▶ [EXERCISE DESCRIPTION]: Transcribe each of the records below exactly, excluding all pictures.

-- START DATA FOR THIS TASK --

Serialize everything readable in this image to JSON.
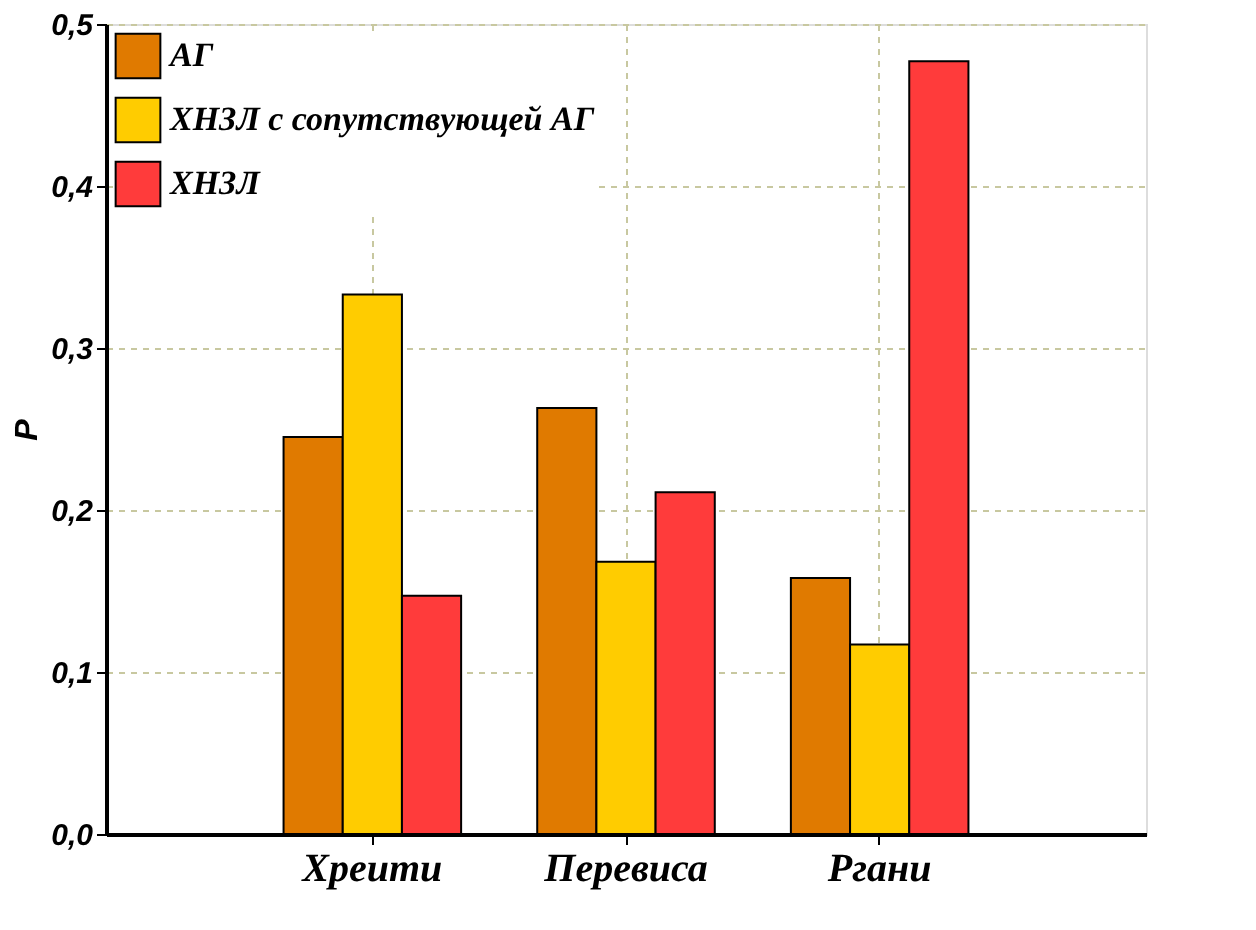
{
  "chart_data": {
    "type": "bar",
    "ylabel": "P",
    "categories": [
      "Хреити",
      "Перевиса",
      "Ргани"
    ],
    "series": [
      {
        "name": "АГ",
        "color": "#e07a00",
        "values": [
          0.245,
          0.263,
          0.158
        ]
      },
      {
        "name": "ХНЗЛ с сопутствующей АГ",
        "color": "#ffcc00",
        "values": [
          0.333,
          0.168,
          0.117
        ]
      },
      {
        "name": "ХНЗЛ",
        "color": "#ff3b3b",
        "values": [
          0.147,
          0.211,
          0.477
        ]
      }
    ],
    "ylim": [
      0,
      0.5
    ],
    "yticks": [
      {
        "value": 0,
        "label": "0,0"
      },
      {
        "value": 0.1,
        "label": "0,1"
      },
      {
        "value": 0.2,
        "label": "0,2"
      },
      {
        "value": 0.3,
        "label": "0,3"
      },
      {
        "value": 0.4,
        "label": "0,4"
      },
      {
        "value": 0.5,
        "label": "0,5"
      }
    ],
    "grid": true,
    "legend": "top left"
  }
}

-- END DATA FOR THIS TASK --

▶ [CORRECT RESPONSE]:
Serialize everything readable in this image to JSON.
{
  "chart_data": {
    "type": "bar",
    "ylabel": "P",
    "categories": [
      "Хреити",
      "Перевиса",
      "Ргани"
    ],
    "series": [
      {
        "name": "АГ",
        "color": "#e07a00",
        "values": [
          0.245,
          0.263,
          0.158
        ]
      },
      {
        "name": "ХНЗЛ с сопутствующей АГ",
        "color": "#ffcc00",
        "values": [
          0.333,
          0.168,
          0.117
        ]
      },
      {
        "name": "ХНЗЛ",
        "color": "#ff3b3b",
        "values": [
          0.147,
          0.211,
          0.477
        ]
      }
    ],
    "ylim": [
      0,
      0.5
    ],
    "yticks": [
      {
        "value": 0,
        "label": "0,0"
      },
      {
        "value": 0.1,
        "label": "0,1"
      },
      {
        "value": 0.2,
        "label": "0,2"
      },
      {
        "value": 0.3,
        "label": "0,3"
      },
      {
        "value": 0.4,
        "label": "0,4"
      },
      {
        "value": 0.5,
        "label": "0,5"
      }
    ],
    "grid": true,
    "legend": "top left"
  }
}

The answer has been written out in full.